What is being asked
Find the string "требования" in the listing and report every line that has it.

Task material
————————

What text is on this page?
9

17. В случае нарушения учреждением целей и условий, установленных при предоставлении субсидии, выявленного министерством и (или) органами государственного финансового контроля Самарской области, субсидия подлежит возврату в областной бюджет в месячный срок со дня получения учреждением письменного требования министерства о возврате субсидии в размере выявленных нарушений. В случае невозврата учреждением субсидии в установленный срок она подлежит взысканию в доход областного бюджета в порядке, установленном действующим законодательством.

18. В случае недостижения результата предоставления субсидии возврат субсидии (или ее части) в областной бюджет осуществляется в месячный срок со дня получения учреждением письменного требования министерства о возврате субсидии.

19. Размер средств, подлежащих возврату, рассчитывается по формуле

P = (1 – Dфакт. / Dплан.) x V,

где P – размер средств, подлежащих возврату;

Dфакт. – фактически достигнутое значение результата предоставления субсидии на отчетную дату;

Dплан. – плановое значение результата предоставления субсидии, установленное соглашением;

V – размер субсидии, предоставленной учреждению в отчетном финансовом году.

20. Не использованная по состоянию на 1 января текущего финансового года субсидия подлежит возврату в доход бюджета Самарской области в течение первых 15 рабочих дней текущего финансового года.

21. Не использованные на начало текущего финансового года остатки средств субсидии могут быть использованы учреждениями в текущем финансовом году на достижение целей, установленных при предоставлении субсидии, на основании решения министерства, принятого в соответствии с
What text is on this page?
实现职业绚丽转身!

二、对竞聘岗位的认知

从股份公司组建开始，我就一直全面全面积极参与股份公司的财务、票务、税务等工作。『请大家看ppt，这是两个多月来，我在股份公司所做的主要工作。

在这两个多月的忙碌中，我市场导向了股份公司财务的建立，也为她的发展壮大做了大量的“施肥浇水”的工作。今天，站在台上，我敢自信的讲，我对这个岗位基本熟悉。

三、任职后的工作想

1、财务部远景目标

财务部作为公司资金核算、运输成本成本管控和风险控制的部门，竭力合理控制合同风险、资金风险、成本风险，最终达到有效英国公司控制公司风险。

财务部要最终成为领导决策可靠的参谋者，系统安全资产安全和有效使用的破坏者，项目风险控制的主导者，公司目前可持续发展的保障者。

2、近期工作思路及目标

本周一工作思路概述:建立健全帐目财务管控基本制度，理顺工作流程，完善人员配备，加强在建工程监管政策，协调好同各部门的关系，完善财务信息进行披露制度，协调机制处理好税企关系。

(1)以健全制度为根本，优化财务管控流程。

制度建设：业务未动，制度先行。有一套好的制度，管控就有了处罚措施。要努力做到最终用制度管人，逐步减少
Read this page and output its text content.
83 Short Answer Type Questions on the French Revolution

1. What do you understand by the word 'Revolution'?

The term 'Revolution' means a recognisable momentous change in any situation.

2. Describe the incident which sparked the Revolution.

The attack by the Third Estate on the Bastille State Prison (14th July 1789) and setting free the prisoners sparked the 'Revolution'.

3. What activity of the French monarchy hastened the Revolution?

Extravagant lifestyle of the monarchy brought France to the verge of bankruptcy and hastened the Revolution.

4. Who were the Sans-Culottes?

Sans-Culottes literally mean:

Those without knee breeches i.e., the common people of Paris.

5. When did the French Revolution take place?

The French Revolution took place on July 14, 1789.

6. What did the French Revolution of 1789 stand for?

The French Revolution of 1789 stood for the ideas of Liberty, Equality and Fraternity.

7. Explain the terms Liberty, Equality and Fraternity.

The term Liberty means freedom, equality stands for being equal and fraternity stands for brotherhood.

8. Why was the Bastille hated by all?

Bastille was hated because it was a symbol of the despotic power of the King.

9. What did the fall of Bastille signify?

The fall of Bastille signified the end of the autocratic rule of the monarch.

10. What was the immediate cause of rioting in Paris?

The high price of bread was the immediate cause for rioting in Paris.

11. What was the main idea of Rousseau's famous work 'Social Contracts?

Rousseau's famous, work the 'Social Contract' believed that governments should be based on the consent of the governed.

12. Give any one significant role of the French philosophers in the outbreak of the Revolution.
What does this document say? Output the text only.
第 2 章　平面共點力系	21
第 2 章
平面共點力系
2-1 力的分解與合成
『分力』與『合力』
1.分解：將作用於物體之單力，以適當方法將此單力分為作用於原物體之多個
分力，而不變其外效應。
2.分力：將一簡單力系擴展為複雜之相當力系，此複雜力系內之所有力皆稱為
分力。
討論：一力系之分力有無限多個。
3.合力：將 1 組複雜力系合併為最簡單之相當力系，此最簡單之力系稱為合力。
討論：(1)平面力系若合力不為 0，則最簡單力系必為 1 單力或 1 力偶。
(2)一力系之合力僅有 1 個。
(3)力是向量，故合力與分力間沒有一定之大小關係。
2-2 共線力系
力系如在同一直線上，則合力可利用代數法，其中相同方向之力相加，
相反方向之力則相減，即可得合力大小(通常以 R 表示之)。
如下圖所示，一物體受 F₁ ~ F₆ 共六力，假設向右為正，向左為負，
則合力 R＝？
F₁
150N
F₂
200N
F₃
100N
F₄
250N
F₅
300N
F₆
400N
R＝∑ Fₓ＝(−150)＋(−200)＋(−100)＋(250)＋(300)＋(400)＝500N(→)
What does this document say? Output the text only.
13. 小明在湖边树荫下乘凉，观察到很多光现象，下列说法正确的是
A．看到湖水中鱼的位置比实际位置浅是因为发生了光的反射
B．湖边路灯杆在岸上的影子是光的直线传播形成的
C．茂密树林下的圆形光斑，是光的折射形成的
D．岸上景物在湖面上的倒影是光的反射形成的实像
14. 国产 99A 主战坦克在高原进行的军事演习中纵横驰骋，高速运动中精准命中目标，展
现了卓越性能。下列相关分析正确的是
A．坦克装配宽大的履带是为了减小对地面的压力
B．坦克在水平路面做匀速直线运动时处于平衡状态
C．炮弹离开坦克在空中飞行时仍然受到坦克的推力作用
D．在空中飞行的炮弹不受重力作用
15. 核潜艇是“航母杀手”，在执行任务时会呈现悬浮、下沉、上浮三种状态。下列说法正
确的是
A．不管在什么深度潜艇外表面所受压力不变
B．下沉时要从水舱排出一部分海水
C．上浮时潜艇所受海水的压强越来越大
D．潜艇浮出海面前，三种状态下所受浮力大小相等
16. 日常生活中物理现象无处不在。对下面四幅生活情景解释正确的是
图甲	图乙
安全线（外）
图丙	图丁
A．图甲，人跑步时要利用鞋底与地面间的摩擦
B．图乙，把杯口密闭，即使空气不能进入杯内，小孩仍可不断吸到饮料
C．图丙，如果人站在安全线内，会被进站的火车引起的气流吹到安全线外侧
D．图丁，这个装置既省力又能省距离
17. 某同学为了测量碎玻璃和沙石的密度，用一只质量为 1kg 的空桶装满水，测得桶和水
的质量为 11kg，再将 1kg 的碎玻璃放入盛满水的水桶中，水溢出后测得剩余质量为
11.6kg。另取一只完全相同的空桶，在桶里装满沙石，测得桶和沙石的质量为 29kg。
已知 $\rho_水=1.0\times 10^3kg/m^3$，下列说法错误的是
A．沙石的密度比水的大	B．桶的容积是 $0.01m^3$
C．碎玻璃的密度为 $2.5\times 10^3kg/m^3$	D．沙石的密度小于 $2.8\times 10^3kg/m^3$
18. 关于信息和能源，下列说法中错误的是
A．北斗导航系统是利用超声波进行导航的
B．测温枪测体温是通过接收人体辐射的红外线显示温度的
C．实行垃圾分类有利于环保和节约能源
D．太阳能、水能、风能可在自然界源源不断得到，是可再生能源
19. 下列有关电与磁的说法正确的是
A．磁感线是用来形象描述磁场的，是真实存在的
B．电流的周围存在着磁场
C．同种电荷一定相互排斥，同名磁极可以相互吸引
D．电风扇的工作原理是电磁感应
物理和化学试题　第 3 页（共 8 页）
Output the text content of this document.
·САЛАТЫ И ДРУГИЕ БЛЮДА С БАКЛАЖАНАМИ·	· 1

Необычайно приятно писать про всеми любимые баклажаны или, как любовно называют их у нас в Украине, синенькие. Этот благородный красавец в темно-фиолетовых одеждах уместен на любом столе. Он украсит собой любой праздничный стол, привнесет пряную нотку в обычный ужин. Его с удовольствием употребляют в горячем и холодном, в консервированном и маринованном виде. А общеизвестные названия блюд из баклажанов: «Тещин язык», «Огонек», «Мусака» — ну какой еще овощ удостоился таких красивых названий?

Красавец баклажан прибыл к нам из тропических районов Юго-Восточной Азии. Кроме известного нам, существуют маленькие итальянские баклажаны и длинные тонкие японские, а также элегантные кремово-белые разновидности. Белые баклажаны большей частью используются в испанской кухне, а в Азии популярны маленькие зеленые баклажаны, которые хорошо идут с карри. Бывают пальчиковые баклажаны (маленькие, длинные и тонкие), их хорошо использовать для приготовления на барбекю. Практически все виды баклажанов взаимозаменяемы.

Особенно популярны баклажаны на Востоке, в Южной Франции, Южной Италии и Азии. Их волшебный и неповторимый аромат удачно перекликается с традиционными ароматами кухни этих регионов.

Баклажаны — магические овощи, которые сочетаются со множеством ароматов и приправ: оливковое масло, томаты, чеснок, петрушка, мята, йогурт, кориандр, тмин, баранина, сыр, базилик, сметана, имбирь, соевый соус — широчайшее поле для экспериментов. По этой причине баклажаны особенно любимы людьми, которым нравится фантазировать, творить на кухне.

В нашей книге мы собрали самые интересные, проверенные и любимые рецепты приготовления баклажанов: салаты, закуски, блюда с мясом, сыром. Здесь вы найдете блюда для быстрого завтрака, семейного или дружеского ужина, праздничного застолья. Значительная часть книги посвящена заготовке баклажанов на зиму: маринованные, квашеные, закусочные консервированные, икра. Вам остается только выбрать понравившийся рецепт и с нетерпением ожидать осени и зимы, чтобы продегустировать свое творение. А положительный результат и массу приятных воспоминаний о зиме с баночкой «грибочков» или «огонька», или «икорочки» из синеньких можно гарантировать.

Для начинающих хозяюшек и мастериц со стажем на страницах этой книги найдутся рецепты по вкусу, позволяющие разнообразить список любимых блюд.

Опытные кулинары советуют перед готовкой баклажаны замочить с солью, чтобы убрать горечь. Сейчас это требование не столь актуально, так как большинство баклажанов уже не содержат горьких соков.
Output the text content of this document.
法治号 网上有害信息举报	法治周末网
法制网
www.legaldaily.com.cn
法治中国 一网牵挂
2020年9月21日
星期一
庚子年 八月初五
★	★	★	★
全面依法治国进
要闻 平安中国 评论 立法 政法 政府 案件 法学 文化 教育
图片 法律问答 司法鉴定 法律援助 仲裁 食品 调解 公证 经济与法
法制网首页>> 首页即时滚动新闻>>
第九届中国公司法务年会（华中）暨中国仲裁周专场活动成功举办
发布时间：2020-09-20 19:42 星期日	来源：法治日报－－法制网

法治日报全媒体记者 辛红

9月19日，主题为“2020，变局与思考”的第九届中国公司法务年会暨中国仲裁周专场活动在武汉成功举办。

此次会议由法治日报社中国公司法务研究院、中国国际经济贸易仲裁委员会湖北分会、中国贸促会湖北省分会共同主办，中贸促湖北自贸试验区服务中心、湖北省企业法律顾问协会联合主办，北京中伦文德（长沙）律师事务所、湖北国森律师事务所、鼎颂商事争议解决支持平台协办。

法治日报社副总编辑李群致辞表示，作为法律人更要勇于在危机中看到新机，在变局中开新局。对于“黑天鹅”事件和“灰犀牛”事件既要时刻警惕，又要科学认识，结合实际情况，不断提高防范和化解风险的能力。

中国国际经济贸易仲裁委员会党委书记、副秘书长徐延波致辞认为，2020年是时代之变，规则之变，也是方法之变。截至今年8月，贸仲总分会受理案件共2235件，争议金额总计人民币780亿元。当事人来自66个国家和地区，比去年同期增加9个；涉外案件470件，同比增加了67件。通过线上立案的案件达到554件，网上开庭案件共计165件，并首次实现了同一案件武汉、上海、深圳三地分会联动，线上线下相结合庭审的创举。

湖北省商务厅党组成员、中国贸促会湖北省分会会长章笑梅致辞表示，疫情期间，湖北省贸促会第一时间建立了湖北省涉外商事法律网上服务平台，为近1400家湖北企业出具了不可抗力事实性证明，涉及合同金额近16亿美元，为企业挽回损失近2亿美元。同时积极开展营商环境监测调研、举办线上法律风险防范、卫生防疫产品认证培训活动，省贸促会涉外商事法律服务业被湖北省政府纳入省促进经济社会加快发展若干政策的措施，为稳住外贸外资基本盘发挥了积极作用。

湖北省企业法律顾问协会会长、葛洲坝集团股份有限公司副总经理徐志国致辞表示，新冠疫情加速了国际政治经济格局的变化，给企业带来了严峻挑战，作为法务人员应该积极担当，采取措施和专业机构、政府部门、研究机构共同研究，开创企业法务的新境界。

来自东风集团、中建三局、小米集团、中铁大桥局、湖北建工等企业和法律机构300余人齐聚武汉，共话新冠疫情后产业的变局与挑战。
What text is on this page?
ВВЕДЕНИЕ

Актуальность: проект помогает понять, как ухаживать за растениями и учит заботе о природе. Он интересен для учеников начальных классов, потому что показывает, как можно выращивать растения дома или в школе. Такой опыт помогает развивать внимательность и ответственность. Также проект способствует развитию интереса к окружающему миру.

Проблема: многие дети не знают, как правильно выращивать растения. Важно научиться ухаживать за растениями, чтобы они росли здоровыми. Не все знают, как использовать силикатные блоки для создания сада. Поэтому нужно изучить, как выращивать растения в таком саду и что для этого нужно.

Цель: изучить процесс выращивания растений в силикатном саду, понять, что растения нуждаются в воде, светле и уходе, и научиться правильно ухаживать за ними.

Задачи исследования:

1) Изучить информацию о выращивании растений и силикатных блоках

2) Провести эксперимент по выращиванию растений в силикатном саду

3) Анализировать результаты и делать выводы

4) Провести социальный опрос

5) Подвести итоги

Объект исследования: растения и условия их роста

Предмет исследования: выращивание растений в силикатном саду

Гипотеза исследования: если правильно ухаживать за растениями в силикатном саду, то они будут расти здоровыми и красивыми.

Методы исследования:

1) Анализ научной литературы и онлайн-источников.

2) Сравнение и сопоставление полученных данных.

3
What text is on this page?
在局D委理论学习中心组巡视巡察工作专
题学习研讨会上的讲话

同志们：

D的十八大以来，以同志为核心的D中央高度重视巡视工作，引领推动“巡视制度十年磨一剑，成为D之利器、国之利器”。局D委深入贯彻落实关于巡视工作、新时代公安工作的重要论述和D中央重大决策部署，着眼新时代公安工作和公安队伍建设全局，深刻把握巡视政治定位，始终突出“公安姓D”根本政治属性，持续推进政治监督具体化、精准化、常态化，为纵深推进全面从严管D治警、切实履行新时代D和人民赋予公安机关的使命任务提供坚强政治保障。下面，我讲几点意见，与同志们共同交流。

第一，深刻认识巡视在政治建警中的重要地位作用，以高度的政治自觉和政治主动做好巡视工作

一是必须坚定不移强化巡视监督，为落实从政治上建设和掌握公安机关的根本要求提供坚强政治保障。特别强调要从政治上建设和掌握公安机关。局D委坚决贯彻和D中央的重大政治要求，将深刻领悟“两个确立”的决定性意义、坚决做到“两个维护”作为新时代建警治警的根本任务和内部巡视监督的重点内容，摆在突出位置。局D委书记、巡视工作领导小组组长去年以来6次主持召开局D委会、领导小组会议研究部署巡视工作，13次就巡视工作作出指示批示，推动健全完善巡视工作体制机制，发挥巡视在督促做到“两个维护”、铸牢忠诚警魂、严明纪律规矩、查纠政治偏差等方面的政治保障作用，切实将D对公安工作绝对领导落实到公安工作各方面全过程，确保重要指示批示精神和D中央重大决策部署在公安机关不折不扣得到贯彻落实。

————————

Reply
17. В случае нарушения учреждением целей и условий, установленных при предоставлении субсидии, выявленного министерством и (или) органами государственного финансового контроля Самарской области, субсидия подлежит возврату в областной бюджет в месячный срок со дня получения учреждением письменного требования министерства о возврате субсидии в размере выявленных нарушений. В случае невозврата учреждением субсидии в установленный срок она подлежит взысканию в доход областного бюджета в порядке, установленном действующим законодательством.
18. В случае недостижения результата предоставления субсидии возврат субсидии (или ее части) в областной бюджет осуществляется в месячный срок со дня получения учреждением письменного требования министерства о возврате субсидии.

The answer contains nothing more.